Repeat the stretch of the records from the start through the line containing "volume-blob <box>194 166 221 197</box>", reproducing each line precisely.

Start of Data listing

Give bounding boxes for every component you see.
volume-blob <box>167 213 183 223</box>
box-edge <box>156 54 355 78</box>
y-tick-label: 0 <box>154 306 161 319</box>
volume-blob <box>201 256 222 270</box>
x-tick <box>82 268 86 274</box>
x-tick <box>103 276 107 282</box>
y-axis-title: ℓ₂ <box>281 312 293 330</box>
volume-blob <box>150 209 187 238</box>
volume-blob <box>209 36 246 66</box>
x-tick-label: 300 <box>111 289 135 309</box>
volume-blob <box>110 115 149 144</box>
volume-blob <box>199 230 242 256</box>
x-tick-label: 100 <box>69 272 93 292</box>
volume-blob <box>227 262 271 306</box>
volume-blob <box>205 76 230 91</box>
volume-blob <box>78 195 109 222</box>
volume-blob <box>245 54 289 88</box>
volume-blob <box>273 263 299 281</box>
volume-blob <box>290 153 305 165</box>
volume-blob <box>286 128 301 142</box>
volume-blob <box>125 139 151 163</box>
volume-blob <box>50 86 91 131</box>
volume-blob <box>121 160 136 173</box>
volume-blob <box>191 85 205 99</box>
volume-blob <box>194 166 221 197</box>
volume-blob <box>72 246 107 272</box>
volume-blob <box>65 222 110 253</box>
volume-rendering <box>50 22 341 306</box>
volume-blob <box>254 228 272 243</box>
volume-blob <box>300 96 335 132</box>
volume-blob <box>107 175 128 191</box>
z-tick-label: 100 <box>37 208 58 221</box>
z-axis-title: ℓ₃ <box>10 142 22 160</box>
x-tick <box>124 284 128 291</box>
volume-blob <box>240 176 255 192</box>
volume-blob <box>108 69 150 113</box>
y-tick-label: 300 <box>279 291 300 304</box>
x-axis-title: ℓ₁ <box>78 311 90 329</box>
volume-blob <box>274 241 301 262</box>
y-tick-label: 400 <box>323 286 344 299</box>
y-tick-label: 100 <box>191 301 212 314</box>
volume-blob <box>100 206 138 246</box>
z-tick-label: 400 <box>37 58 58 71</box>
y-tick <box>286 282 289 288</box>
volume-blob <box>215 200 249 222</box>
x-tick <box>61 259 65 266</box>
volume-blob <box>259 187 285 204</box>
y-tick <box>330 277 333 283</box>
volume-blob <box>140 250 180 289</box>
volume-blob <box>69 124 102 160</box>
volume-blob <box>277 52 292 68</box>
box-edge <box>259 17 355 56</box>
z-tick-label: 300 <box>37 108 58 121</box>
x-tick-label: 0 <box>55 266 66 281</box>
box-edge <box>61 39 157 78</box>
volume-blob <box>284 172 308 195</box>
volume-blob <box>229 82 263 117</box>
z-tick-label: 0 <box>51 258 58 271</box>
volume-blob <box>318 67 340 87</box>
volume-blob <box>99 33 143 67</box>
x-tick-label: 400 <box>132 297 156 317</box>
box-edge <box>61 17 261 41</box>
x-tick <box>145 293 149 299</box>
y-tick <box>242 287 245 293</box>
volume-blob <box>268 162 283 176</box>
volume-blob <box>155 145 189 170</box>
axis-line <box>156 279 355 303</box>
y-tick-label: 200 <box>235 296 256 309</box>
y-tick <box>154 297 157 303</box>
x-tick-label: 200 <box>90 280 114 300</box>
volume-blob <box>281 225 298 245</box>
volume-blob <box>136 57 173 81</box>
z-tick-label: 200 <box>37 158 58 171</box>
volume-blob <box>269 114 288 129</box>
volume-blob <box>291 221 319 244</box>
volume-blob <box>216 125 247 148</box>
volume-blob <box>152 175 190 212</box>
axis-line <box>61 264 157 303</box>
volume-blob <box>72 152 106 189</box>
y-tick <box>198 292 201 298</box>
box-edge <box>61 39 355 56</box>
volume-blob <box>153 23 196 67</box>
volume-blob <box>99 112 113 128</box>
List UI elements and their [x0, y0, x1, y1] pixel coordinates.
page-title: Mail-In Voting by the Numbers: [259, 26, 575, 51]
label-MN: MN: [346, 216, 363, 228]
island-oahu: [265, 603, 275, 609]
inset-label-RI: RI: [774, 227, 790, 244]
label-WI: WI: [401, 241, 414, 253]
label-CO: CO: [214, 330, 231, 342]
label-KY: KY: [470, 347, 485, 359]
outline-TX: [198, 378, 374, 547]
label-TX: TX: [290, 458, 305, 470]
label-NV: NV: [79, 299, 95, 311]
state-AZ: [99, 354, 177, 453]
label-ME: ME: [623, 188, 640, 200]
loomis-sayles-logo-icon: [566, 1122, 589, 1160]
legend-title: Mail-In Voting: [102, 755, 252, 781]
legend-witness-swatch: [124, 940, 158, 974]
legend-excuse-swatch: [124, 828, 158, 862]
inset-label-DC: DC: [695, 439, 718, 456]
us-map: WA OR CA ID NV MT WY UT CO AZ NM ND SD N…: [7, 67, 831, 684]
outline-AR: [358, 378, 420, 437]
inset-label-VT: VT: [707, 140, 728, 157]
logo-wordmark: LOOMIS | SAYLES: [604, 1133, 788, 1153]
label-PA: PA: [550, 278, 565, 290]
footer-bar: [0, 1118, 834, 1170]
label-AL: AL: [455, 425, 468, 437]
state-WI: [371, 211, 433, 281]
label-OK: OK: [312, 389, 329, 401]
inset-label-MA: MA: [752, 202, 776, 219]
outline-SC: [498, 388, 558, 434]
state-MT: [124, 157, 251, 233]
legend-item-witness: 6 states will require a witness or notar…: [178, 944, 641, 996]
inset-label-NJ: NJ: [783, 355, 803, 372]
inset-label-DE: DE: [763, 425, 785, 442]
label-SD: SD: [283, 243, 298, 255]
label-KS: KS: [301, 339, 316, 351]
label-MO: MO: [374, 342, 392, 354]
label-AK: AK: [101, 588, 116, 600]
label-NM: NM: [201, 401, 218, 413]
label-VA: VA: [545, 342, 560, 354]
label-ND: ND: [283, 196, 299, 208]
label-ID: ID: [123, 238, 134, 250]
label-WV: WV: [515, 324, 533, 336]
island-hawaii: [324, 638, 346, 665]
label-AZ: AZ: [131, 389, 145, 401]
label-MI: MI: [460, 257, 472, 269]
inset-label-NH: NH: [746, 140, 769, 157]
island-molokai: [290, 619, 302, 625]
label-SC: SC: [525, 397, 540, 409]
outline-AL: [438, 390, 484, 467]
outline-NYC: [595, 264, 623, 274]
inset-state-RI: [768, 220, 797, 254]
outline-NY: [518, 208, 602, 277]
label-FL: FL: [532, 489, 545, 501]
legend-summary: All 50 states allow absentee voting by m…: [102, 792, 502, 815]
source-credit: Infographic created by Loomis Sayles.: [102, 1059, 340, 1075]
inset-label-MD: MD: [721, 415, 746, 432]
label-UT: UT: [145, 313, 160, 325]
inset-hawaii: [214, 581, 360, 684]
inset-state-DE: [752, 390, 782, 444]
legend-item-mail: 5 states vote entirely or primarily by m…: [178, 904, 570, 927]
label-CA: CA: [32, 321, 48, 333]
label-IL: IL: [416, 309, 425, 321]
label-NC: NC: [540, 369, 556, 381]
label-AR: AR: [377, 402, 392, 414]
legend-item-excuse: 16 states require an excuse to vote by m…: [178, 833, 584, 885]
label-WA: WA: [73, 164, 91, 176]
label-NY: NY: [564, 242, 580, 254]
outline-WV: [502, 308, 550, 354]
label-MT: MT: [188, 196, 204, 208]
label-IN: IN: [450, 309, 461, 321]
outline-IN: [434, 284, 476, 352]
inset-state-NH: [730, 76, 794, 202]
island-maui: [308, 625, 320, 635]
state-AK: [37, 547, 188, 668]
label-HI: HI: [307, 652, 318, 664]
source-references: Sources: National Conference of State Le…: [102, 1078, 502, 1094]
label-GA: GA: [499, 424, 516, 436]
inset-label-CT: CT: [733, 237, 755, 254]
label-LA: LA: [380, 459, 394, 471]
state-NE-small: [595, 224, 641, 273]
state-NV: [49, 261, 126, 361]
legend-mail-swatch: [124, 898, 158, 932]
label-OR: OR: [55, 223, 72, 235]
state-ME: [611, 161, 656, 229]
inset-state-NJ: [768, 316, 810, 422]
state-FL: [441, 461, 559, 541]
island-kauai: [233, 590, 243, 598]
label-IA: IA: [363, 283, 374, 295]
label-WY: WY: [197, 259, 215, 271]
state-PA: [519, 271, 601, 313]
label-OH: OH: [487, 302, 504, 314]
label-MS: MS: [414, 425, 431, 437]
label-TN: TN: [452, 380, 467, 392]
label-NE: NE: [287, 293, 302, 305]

End of Data listing

(Answer to this problem)
Give bounding boxes for every component you see.
volume-blob <box>167 213 183 223</box>
box-edge <box>156 54 355 78</box>
y-tick-label: 0 <box>154 306 161 319</box>
volume-blob <box>201 256 222 270</box>
x-tick <box>82 268 86 274</box>
x-tick <box>103 276 107 282</box>
y-axis-title: ℓ₂ <box>281 312 293 330</box>
volume-blob <box>150 209 187 238</box>
volume-blob <box>209 36 246 66</box>
x-tick-label: 300 <box>111 289 135 309</box>
volume-blob <box>110 115 149 144</box>
volume-blob <box>199 230 242 256</box>
x-tick-label: 100 <box>69 272 93 292</box>
volume-blob <box>227 262 271 306</box>
volume-blob <box>205 76 230 91</box>
volume-blob <box>78 195 109 222</box>
volume-blob <box>245 54 289 88</box>
volume-blob <box>273 263 299 281</box>
volume-blob <box>290 153 305 165</box>
volume-blob <box>286 128 301 142</box>
volume-blob <box>125 139 151 163</box>
volume-blob <box>50 86 91 131</box>
volume-blob <box>121 160 136 173</box>
volume-blob <box>191 85 205 99</box>
volume-blob <box>194 166 221 197</box>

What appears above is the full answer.